== SUPPLIED RECORDS ==
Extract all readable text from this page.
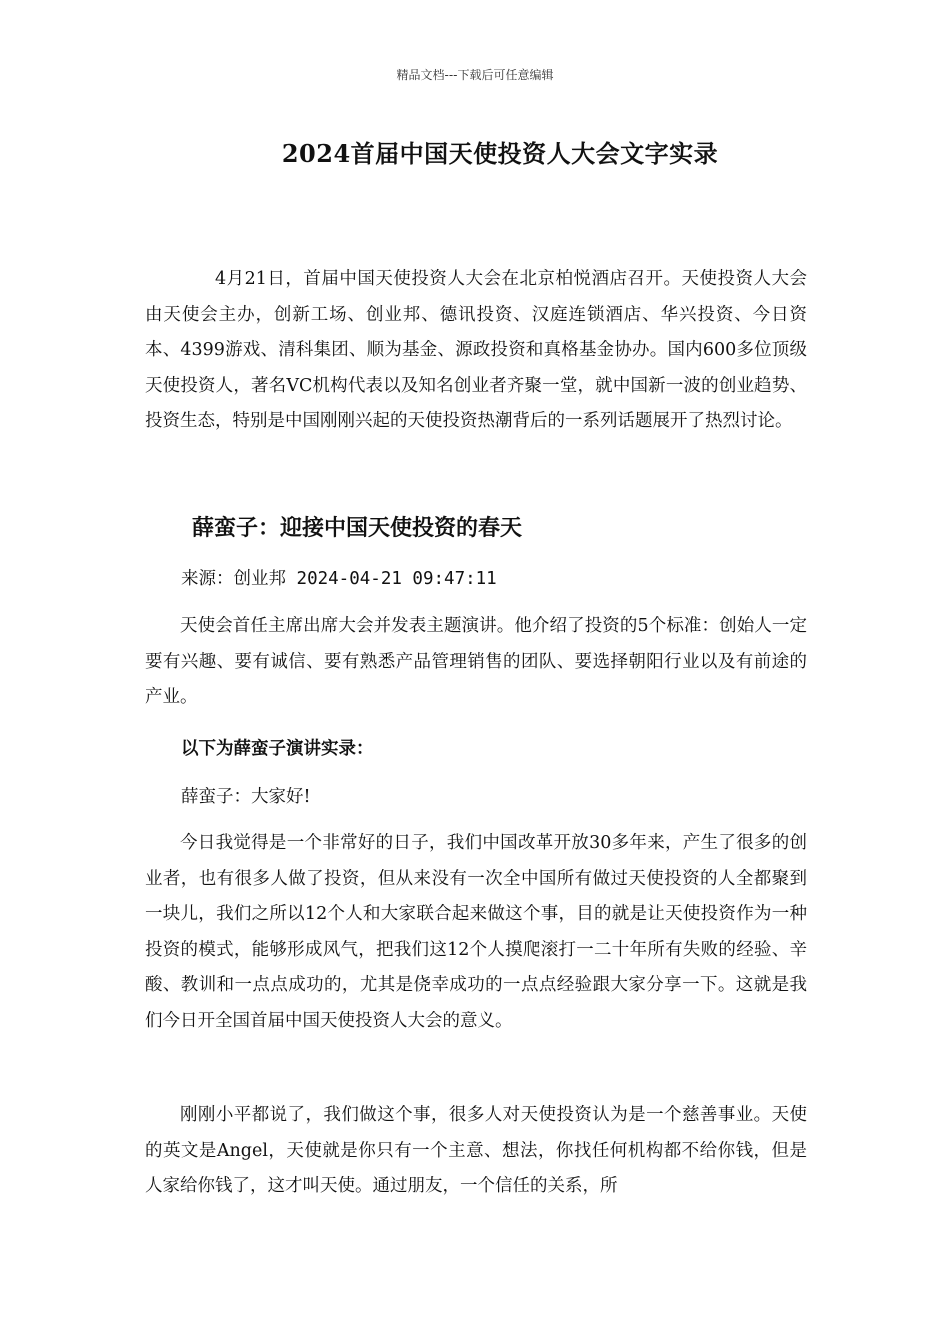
精品文档---下载后可任意编辑
2024首届中国天使投资人大会文字实录

4月21日，首届中国天使投资人大会在北京柏悦酒店召开。天使投资人大会由天使会主办，创新工场、创业邦、德讯投资、汉庭连锁酒店、华兴投资、今日资本、4399游戏、清科集团、顺为基金、源政投资和真格基金协办。国内600多位顶级天使投资人，著名VC机构代表以及知名创业者齐聚一堂，就中国新一波的创业趋势、投资生态，特别是中国刚刚兴起的天使投资热潮背后的一系列话题展开了热烈讨论。

薛蛮子：迎接中国天使投资的春天

来源：创业邦 2024-04-21 09:47:11

天使会首任主席出席大会并发表主题演讲。他介绍了投资的5个标准：创始人一定要有兴趣、要有诚信、要有熟悉产品管理销售的团队、要选择朝阳行业以及有前途的产业。

以下为薛蛮子演讲实录：

薛蛮子：大家好!

今日我觉得是一个非常好的日子，我们中国改革开放30多年来，产生了很多的创业者，也有很多人做了投资，但从来没有一次全中国所有做过天使投资的人全都聚到一块儿，我们之所以12个人和大家联合起来做这个事，目的就是让天使投资作为一种投资的模式，能够形成风气，把我们这12个人摸爬滚打一二十年所有失败的经验、辛酸、教训和一点点成功的，尤其是侥幸成功的一点点经验跟大家分享一下。这就是我们今日开全国首届中国天使投资人大会的意义。

刚刚小平都说了，我们做这个事，很多人对天使投资认为是一个慈善事业。天使的英文是Angel，天使就是你只有一个主意、想法，你找任何机构都不给你钱，但是人家给你钱了，这才叫天使。通过朋友，一个信任的关系，所
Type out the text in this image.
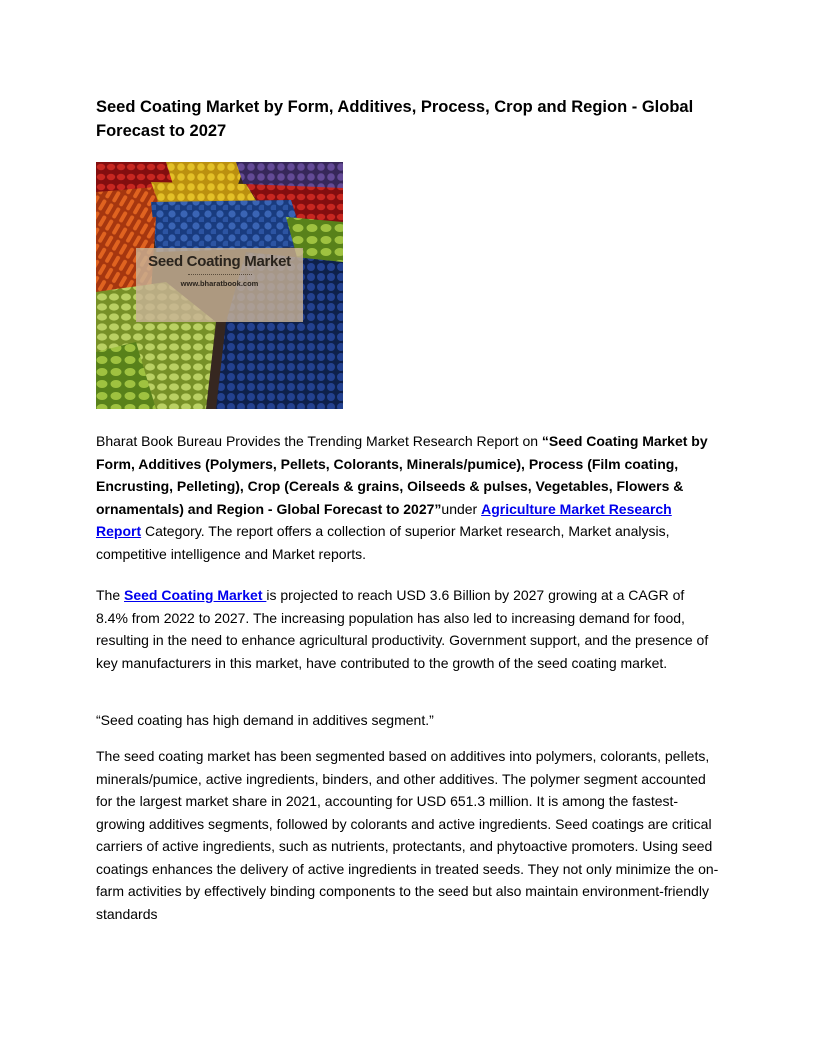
Seed Coating Market by Form, Additives, Process, Crop and Region - Global Forecast to 2027
Seed Coating Market
www.bharatbook.com

Bharat Book Bureau Provides the Trending Market Research Report on “Seed Coating Market by Form, Additives (Polymers, Pellets, Colorants, Minerals/pumice), Process (Film coating, Encrusting, Pelleting), Crop (Cereals & grains, Oilseeds & pulses, Vegetables, Flowers & ornamentals) and Region - Global Forecast to 2027”under Agriculture Market Research Report Category. The report offers a collection of superior Market research, Market analysis, competitive intelligence and Market reports.

The Seed Coating Market is projected to reach USD 3.6 Billion by 2027 growing at a CAGR of 8.4% from 2022 to 2027. The increasing population has also led to increasing demand for food, resulting in the need to enhance agricultural productivity. Government support, and the presence of key manufacturers in this market, have contributed to the growth of the seed coating market.

“Seed coating has high demand in additives segment.”

The seed coating market has been segmented based on additives into polymers, colorants, pellets, minerals/pumice, active ingredients, binders, and other additives. The polymer segment accounted for the largest market share in 2021, accounting for USD 651.3 million. It is among the fastest-growing additives segments, followed by colorants and active ingredients. Seed coatings are critical carriers of active ingredients, such as nutrients, protectants, and phytoactive promoters. Using seed coatings enhances the delivery of active ingredients in treated seeds. They not only minimize the on-farm activities by effectively binding components to the seed but also maintain environment-friendly standards
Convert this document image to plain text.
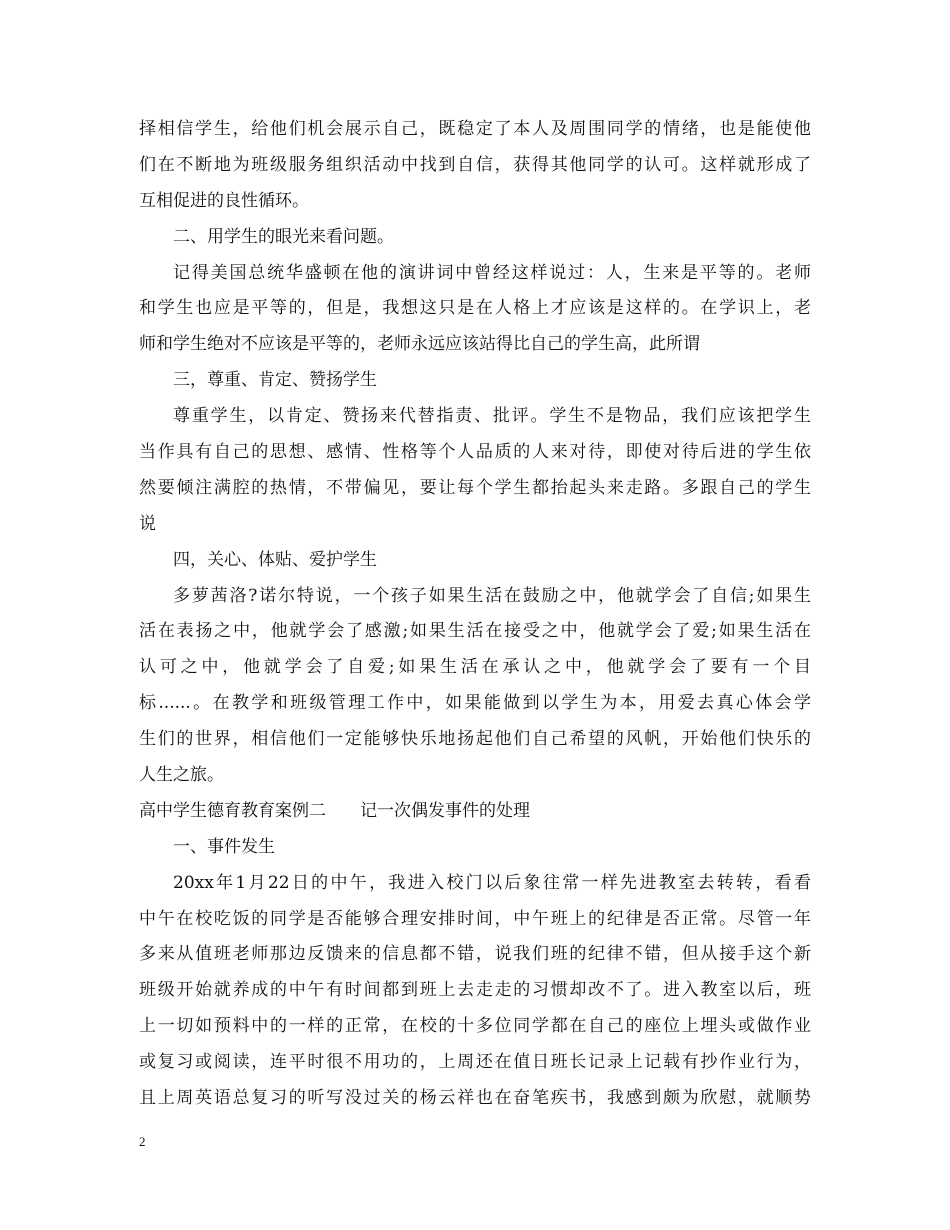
择相信学生，给他们机会展示自己，既稳定了本人及周围同学的情绪，也是能使他
们在不断地为班级服务组织活动中找到自信，获得其他同学的认可。这样就形成了
互相促进的良性循环。
二、用学生的眼光来看问题。
记得美国总统华盛顿在他的演讲词中曾经这样说过：人，生来是平等的。老师
和学生也应是平等的，但是，我想这只是在人格上才应该是这样的。在学识上，老
师和学生绝对不应该是平等的，老师永远应该站得比自己的学生高，此所谓
三，尊重、肯定、赞扬学生
尊重学生，以肯定、赞扬来代替指责、批评。学生不是物品，我们应该把学生
当作具有自己的思想、感情、性格等个人品质的人来对待，即使对待后进的学生依
然要倾注满腔的热情，不带偏见，要让每个学生都抬起头来走路。多跟自己的学生
说
四，关心、体贴、爱护学生
多萝茜洛?诺尔特说，一个孩子如果生活在鼓励之中，他就学会了自信;如果生
活在表扬之中，他就学会了感激;如果生活在接受之中，他就学会了爱;如果生活在
认可之中，他就学会了自爱;如果生活在承认之中，他就学会了要有一个目
标......。在教学和班级管理工作中，如果能做到以学生为本，用爱去真心体会学
生们的世界，相信他们一定能够快乐地扬起他们自己希望的风帆，开始他们快乐的
人生之旅。
高中学生德育教育案例二　　记一次偶发事件的处理
一、事件发生
20xx年1月22日的中午，我进入校门以后象往常一样先进教室去转转，看看
中午在校吃饭的同学是否能够合理安排时间，中午班上的纪律是否正常。尽管一年
多来从值班老师那边反馈来的信息都不错，说我们班的纪律不错，但从接手这个新
班级开始就养成的中午有时间都到班上去走走的习惯却改不了。进入教室以后，班
上一切如预料中的一样的正常，在校的十多位同学都在自己的座位上埋头或做作业
或复习或阅读，连平时很不用功的，上周还在值日班长记录上记载有抄作业行为，
且上周英语总复习的听写没过关的杨云祥也在奋笔疾书，我感到颇为欣慰，就顺势
2
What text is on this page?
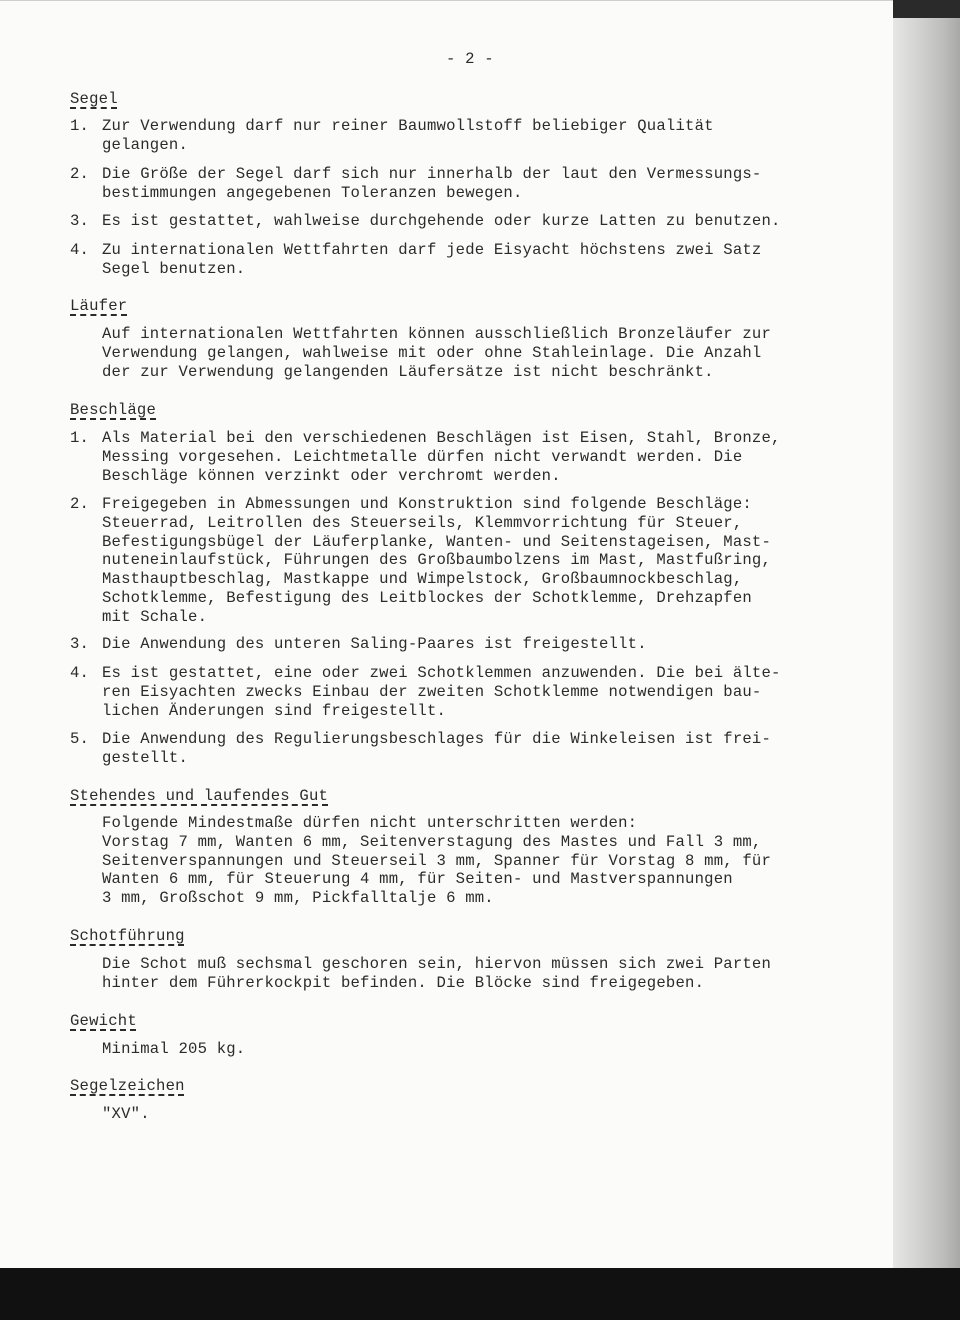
- 2 -
Segel

1.

Zur Verwendung darf nur reiner Baumwollstoff beliebiger Qualität
gelangen.

2.

Die Größe der Segel darf sich nur innerhalb der laut den Vermessungs-
bestimmungen angegebenen Toleranzen bewegen.

3.

Es ist gestattet, wahlweise durchgehende oder kurze Latten zu benutzen.

4.

Zu internationalen Wettfahrten darf jede Eisyacht höchstens zwei Satz
Segel benutzen.

Läufer
Auf internationalen Wettfahrten können ausschließlich Bronzeläufer zur
Verwendung gelangen, wahlweise mit oder ohne Stahleinlage. Die Anzahl
der zur Verwendung gelangenden Läufersätze ist nicht beschränkt.
Beschläge

1.

Als Material bei den verschiedenen Beschlägen ist Eisen, Stahl, Bronze,
Messing vorgesehen. Leichtmetalle dürfen nicht verwandt werden. Die
Beschläge können verzinkt oder verchromt werden.

2.

Freigegeben in Abmessungen und Konstruktion sind folgende Beschläge:
Steuerrad, Leitrollen des Steuerseils, Klemmvorrichtung für Steuer,
Befestigungsbügel der Läuferplanke, Wanten- und Seitenstageisen, Mast-
nuteneinlaufstück, Führungen des Großbaumbolzens im Mast, Mastfußring,
Masthauptbeschlag, Mastkappe und Wimpelstock, Großbaumnockbeschlag,
Schotklemme, Befestigung des Leitblockes der Schotklemme, Drehzapfen
mit Schale.

3.

Die Anwendung des unteren Saling-Paares ist freigestellt.

4.

Es ist gestattet, eine oder zwei Schotklemmen anzuwenden. Die bei älte-
ren Eisyachten zwecks Einbau der zweiten Schotklemme notwendigen bau-
lichen Änderungen sind freigestellt.

5.

Die Anwendung des Regulierungsbeschlages für die Winkeleisen ist frei-
gestellt.

Stehendes und laufendes Gut
Folgende Mindestmaße dürfen nicht unterschritten werden:
Vorstag 7 mm, Wanten 6 mm, Seitenverstagung des Mastes und Fall 3 mm,
Seitenverspannungen und Steuerseil 3 mm, Spanner für Vorstag 8 mm, für
Wanten 6 mm, für Steuerung 4 mm, für Seiten- und Mastverspannungen
3 mm, Großschot 9 mm, Pickfalltalje 6 mm.
Schotführung
Die Schot muß sechsmal geschoren sein, hiervon müssen sich zwei Parten
hinter dem Führerkockpit befinden. Die Blöcke sind freigegeben.
Gewicht
Minimal 205 kg.
Segelzeichen
"XV".
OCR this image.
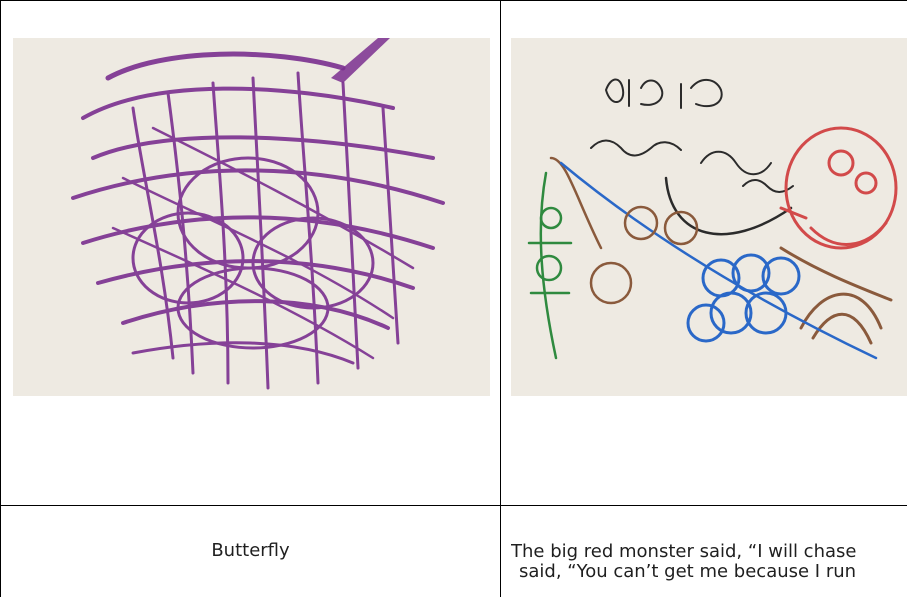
Butterfly	The big red monster said, “I will chase
said, “You can’t get me because I run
===
### SET TASK
Set the data above down again exactly as given, with no pictures.

### TASK RESULT
Extract all readable text from this page.
精品文档---下载后可任意编辑
2024首届中国天使投资人大会文字实录

4月21日，首届中国天使投资人大会在北京柏悦酒店召开。天使投资人大会由天使会主办，创新工场、创业邦、德讯投资、汉庭连锁酒店、华兴投资、今日资本、4399游戏、清科集团、顺为基金、源政投资和真格基金协办。国内600多位顶级天使投资人，著名VC机构代表以及知名创业者齐聚一堂，就中国新一波的创业趋势、投资生态，特别是中国刚刚兴起的天使投资热潮背后的一系列话题展开了热烈讨论。

薛蛮子：迎接中国天使投资的春天

来源：创业邦 2024-04-21 09:47:11

天使会首任主席出席大会并发表主题演讲。他介绍了投资的5个标准：创始人一定要有兴趣、要有诚信、要有熟悉产品管理销售的团队、要选择朝阳行业以及有前途的产业。

以下为薛蛮子演讲实录：

薛蛮子：大家好!

今日我觉得是一个非常好的日子，我们中国改革开放30多年来，产生了很多的创业者，也有很多人做了投资，但从来没有一次全中国所有做过天使投资的人全都聚到一块儿，我们之所以12个人和大家联合起来做这个事，目的就是让天使投资作为一种投资的模式，能够形成风气，把我们这12个人摸爬滚打一二十年所有失败的经验、辛酸、教训和一点点成功的，尤其是侥幸成功的一点点经验跟大家分享一下。这就是我们今日开全国首届中国天使投资人大会的意义。

刚刚小平都说了，我们做这个事，很多人对天使投资认为是一个慈善事业。天使的英文是Angel，天使就是你只有一个主意、想法，你找任何机构都不给你钱，但是人家给你钱了，这才叫天使。通过朋友，一个信任的关系，所
Type out the text in this image.
Seed Coating Market by Form, Additives, Process, Crop and Region - Global Forecast to 2027
Seed Coating Market
www.bharatbook.com

Bharat Book Bureau Provides the Trending Market Research Report on “Seed Coating Market by Form, Additives (Polymers, Pellets, Colorants, Minerals/pumice), Process (Film coating, Encrusting, Pelleting), Crop (Cereals & grains, Oilseeds & pulses, Vegetables, Flowers & ornamentals) and Region - Global Forecast to 2027”under Agriculture Market Research Report Category. The report offers a collection of superior Market research, Market analysis, competitive intelligence and Market reports.

The Seed Coating Market is projected to reach USD 3.6 Billion by 2027 growing at a CAGR of 8.4% from 2022 to 2027. The increasing population has also led to increasing demand for food, resulting in the need to enhance agricultural productivity. Government support, and the presence of key manufacturers in this market, have contributed to the growth of the seed coating market.

“Seed coating has high demand in additives segment.”

The seed coating market has been segmented based on additives into polymers, colorants, pellets, minerals/pumice, active ingredients, binders, and other additives. The polymer segment accounted for the largest market share in 2021, accounting for USD 651.3 million. It is among the fastest-growing additives segments, followed by colorants and active ingredients. Seed coatings are critical carriers of active ingredients, such as nutrients, protectants, and phytoactive promoters. Using seed coatings enhances the delivery of active ingredients in treated seeds. They not only minimize the on-farm activities by effectively binding components to the seed but also maintain environment-friendly standards
Convert this document image to plain text.
择相信学生，给他们机会展示自己，既稳定了本人及周围同学的情绪，也是能使他
们在不断地为班级服务组织活动中找到自信，获得其他同学的认可。这样就形成了
互相促进的良性循环。
二、用学生的眼光来看问题。
记得美国总统华盛顿在他的演讲词中曾经这样说过：人，生来是平等的。老师
和学生也应是平等的，但是，我想这只是在人格上才应该是这样的。在学识上，老
师和学生绝对不应该是平等的，老师永远应该站得比自己的学生高，此所谓
三，尊重、肯定、赞扬学生
尊重学生，以肯定、赞扬来代替指责、批评。学生不是物品，我们应该把学生
当作具有自己的思想、感情、性格等个人品质的人来对待，即使对待后进的学生依
然要倾注满腔的热情，不带偏见，要让每个学生都抬起头来走路。多跟自己的学生
说
四，关心、体贴、爱护学生
多萝茜洛?诺尔特说，一个孩子如果生活在鼓励之中，他就学会了自信;如果生
活在表扬之中，他就学会了感激;如果生活在接受之中，他就学会了爱;如果生活在
认可之中，他就学会了自爱;如果生活在承认之中，他就学会了要有一个目
标......。在教学和班级管理工作中，如果能做到以学生为本，用爱去真心体会学
生们的世界，相信他们一定能够快乐地扬起他们自己希望的风帆，开始他们快乐的
人生之旅。
高中学生德育教育案例二　　记一次偶发事件的处理
一、事件发生
20xx年1月22日的中午，我进入校门以后象往常一样先进教室去转转，看看
中午在校吃饭的同学是否能够合理安排时间，中午班上的纪律是否正常。尽管一年
多来从值班老师那边反馈来的信息都不错，说我们班的纪律不错，但从接手这个新
班级开始就养成的中午有时间都到班上去走走的习惯却改不了。进入教室以后，班
上一切如预料中的一样的正常，在校的十多位同学都在自己的座位上埋头或做作业
或复习或阅读，连平时很不用功的，上周还在值日班长记录上记载有抄作业行为，
且上周英语总复习的听写没过关的杨云祥也在奋笔疾书，我感到颇为欣慰，就顺势
2
What text is on this page?
- 2 -
Segel

1.

Zur Verwendung darf nur reiner Baumwollstoff beliebiger Qualität
gelangen.

2.

Die Größe der Segel darf sich nur innerhalb der laut den Vermessungs-
bestimmungen angegebenen Toleranzen bewegen.

3.

Es ist gestattet, wahlweise durchgehende oder kurze Latten zu benutzen.

4.

Zu internationalen Wettfahrten darf jede Eisyacht höchstens zwei Satz
Segel benutzen.

Läufer
Auf internationalen Wettfahrten können ausschließlich Bronzeläufer zur
Verwendung gelangen, wahlweise mit oder ohne Stahleinlage. Die Anzahl
der zur Verwendung gelangenden Läufersätze ist nicht beschränkt.
Beschläge

1.

Als Material bei den verschiedenen Beschlägen ist Eisen, Stahl, Bronze,
Messing vorgesehen. Leichtmetalle dürfen nicht verwandt werden. Die
Beschläge können verzinkt oder verchromt werden.

2.

Freigegeben in Abmessungen und Konstruktion sind folgende Beschläge:
Steuerrad, Leitrollen des Steuerseils, Klemmvorrichtung für Steuer,
Befestigungsbügel der Läuferplanke, Wanten- und Seitenstageisen, Mast-
nuteneinlaufstück, Führungen des Großbaumbolzens im Mast, Mastfußring,
Masthauptbeschlag, Mastkappe und Wimpelstock, Großbaumnockbeschlag,
Schotklemme, Befestigung des Leitblockes der Schotklemme, Drehzapfen
mit Schale.

3.

Die Anwendung des unteren Saling-Paares ist freigestellt.

4.

Es ist gestattet, eine oder zwei Schotklemmen anzuwenden. Die bei älte-
ren Eisyachten zwecks Einbau der zweiten Schotklemme notwendigen bau-
lichen Änderungen sind freigestellt.

5.

Die Anwendung des Regulierungsbeschlages für die Winkeleisen ist frei-
gestellt.

Stehendes und laufendes Gut
Folgende Mindestmaße dürfen nicht unterschritten werden:
Vorstag 7 mm, Wanten 6 mm, Seitenverstagung des Mastes und Fall 3 mm,
Seitenverspannungen und Steuerseil 3 mm, Spanner für Vorstag 8 mm, für
Wanten 6 mm, für Steuerung 4 mm, für Seiten- und Mastverspannungen
3 mm, Großschot 9 mm, Pickfalltalje 6 mm.
Schotführung
Die Schot muß sechsmal geschoren sein, hiervon müssen sich zwei Parten
hinter dem Führerkockpit befinden. Die Blöcke sind freigegeben.
Gewicht
Minimal 205 kg.
Segelzeichen
"XV".
OCR this image.
Butterfly	The big red monster said, “I will chase
said, “You can’t get me because I run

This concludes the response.